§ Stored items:
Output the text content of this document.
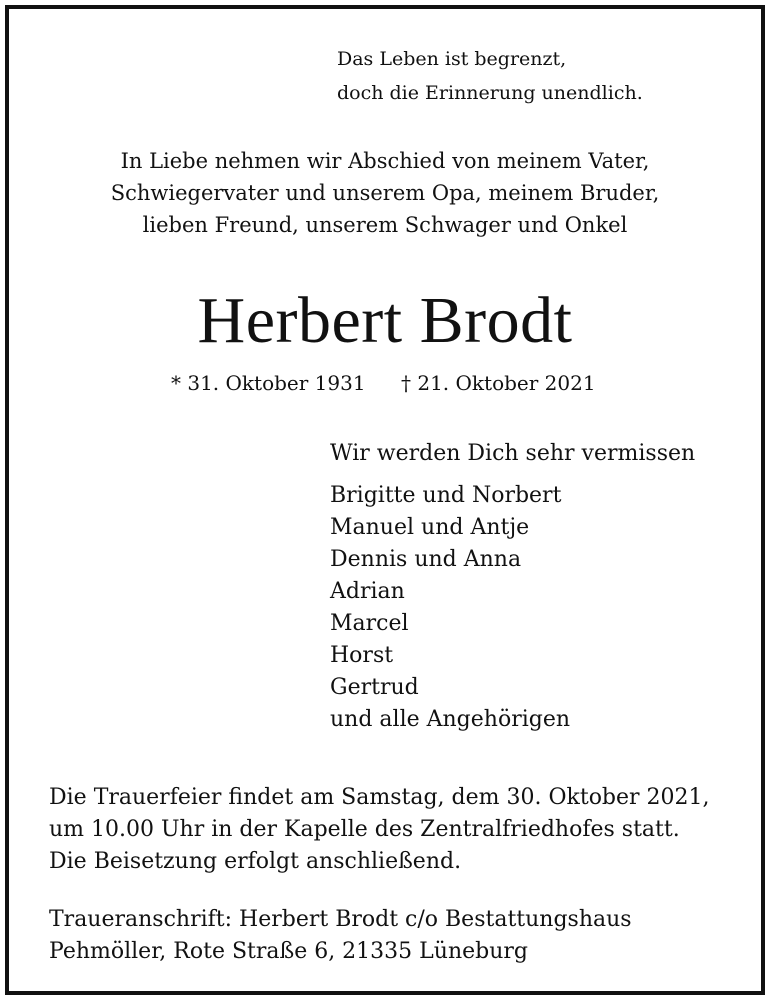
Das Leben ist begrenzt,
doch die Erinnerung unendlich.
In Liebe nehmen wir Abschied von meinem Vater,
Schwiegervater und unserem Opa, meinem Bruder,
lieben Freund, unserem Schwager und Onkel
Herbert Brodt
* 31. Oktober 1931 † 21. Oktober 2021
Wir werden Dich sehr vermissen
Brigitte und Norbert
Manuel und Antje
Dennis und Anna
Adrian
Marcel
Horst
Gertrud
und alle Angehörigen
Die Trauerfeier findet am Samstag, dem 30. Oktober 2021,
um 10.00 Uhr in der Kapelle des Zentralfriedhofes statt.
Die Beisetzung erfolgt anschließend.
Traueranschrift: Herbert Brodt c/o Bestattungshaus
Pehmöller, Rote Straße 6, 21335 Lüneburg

...

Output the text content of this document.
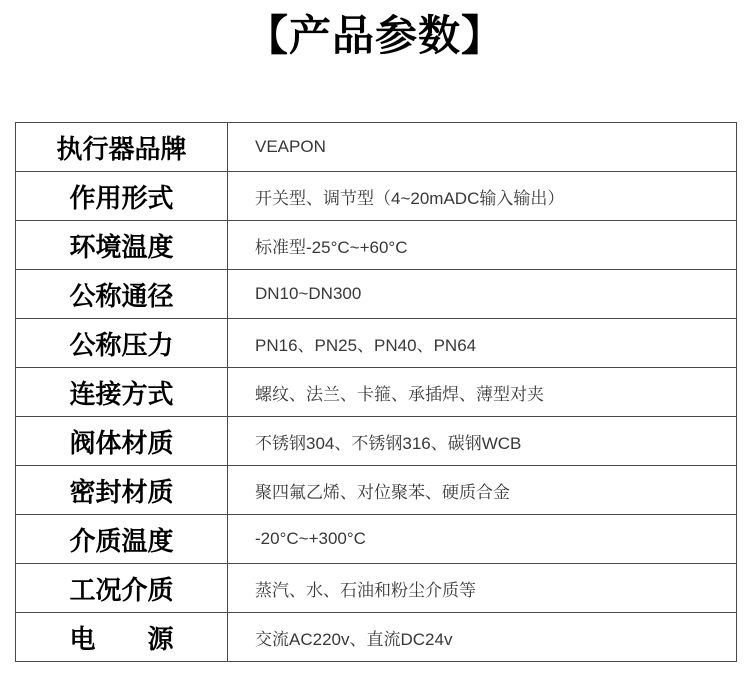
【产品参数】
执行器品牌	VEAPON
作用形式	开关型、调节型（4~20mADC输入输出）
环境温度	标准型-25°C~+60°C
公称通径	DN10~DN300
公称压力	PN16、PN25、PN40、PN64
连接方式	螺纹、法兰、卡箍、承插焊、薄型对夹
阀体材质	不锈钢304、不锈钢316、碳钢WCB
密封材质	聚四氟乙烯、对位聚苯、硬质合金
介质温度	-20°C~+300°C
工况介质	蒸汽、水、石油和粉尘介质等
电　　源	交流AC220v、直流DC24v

---

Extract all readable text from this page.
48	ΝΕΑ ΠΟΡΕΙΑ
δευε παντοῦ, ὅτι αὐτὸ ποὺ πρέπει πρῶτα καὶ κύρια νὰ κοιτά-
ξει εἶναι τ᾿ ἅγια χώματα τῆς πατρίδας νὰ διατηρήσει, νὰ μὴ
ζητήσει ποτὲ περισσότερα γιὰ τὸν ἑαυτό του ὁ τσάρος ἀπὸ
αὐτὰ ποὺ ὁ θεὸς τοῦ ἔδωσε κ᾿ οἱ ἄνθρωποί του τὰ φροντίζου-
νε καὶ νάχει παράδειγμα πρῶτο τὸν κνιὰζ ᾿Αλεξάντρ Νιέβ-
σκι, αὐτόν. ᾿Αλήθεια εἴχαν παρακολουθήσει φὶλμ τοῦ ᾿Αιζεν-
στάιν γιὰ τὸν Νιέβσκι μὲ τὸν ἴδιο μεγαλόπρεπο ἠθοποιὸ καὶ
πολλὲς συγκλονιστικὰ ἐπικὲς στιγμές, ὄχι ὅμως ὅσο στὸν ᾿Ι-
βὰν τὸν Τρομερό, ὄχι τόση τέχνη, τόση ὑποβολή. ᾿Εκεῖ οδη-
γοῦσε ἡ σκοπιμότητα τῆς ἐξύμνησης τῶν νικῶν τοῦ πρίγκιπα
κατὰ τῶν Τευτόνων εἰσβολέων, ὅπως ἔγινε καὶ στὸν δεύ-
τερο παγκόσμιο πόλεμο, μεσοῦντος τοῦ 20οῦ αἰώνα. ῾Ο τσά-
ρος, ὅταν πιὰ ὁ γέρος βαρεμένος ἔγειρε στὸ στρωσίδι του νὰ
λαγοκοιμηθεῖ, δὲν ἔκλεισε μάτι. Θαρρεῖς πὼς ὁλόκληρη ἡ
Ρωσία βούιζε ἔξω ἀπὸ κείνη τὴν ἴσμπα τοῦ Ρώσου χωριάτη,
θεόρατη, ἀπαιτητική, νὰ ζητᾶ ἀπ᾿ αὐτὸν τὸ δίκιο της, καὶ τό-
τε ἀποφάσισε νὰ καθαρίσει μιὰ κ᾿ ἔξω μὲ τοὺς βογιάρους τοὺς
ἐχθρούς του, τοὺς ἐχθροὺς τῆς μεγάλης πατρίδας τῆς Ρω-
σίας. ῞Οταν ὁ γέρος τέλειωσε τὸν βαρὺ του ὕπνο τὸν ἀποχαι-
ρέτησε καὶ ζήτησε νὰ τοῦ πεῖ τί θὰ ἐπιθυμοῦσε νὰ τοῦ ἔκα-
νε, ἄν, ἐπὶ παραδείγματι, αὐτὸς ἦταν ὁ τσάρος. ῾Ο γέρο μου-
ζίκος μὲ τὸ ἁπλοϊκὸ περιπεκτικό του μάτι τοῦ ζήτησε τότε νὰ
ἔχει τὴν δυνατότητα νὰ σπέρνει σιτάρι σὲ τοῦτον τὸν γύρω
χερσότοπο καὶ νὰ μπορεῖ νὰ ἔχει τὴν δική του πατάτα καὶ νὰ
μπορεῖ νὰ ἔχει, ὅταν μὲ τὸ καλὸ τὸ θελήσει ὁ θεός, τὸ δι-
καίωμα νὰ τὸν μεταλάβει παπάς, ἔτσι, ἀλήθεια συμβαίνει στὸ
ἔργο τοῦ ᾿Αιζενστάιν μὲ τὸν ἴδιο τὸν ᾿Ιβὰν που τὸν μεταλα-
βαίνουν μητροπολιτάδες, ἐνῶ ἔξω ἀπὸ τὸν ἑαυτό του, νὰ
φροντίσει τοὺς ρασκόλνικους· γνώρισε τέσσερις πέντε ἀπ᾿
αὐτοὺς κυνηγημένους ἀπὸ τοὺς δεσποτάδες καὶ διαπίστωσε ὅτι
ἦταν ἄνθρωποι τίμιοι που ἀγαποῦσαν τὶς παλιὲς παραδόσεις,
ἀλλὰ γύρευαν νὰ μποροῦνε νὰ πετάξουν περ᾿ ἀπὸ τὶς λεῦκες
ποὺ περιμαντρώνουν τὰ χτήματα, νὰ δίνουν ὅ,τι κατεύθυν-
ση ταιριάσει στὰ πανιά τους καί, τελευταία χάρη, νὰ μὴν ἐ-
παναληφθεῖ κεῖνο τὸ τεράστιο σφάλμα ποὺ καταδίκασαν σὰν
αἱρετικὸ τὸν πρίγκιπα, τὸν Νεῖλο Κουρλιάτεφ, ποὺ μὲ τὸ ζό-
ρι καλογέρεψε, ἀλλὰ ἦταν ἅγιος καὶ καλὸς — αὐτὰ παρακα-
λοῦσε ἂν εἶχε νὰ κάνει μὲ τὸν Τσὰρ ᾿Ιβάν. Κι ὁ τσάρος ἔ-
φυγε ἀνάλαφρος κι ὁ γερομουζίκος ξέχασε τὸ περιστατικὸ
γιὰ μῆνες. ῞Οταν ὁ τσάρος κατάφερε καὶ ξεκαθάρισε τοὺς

§ Problem statement: Which lines in the listing above hold the word "ἴδιο"? Show each of them.

§ Exercise output:
στάιν γιὰ τὸν Νιέβσκι μὲ τὸν ἴδιο μεγαλόπρεπο ἠθοποιὸ καὶ
ἔργο τοῦ ᾿Αιζενστάιν μὲ τὸν ἴδιο τὸν ᾿Ιβὰν που τὸν μεταλα-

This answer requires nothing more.